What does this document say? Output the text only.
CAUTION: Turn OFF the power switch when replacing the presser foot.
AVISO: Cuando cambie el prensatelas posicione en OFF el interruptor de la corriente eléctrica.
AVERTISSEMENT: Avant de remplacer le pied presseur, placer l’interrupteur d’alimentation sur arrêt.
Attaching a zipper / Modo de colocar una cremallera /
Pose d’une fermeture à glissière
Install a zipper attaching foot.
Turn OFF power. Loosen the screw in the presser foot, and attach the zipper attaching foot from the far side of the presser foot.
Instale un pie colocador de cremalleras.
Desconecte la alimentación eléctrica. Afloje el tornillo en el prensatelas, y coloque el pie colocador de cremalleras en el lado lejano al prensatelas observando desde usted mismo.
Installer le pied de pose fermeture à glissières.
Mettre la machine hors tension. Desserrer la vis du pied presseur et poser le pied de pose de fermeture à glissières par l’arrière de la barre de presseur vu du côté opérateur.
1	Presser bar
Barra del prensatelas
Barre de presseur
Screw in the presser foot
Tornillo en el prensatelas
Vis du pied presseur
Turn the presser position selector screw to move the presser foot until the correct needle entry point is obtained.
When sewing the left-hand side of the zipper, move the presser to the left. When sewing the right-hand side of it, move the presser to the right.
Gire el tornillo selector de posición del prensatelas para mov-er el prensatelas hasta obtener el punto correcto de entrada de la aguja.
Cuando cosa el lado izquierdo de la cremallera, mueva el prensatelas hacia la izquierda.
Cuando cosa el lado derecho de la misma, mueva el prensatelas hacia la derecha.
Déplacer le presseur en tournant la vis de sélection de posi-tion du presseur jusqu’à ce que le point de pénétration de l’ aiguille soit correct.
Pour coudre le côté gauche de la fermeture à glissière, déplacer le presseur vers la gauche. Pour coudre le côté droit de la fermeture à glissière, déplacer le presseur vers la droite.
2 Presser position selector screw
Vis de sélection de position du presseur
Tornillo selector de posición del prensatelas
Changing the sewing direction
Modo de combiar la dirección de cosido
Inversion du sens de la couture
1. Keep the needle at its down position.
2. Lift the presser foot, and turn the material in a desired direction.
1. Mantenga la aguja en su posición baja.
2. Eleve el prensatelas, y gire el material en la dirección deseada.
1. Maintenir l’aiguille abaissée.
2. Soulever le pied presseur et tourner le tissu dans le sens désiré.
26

To be done
Where a line in the entries holds "needle", copy that line.

Exercise output
Turn the presser position selector screw to move the presser foot until the correct needle entry point is obtained.
1. Keep the needle at its down position.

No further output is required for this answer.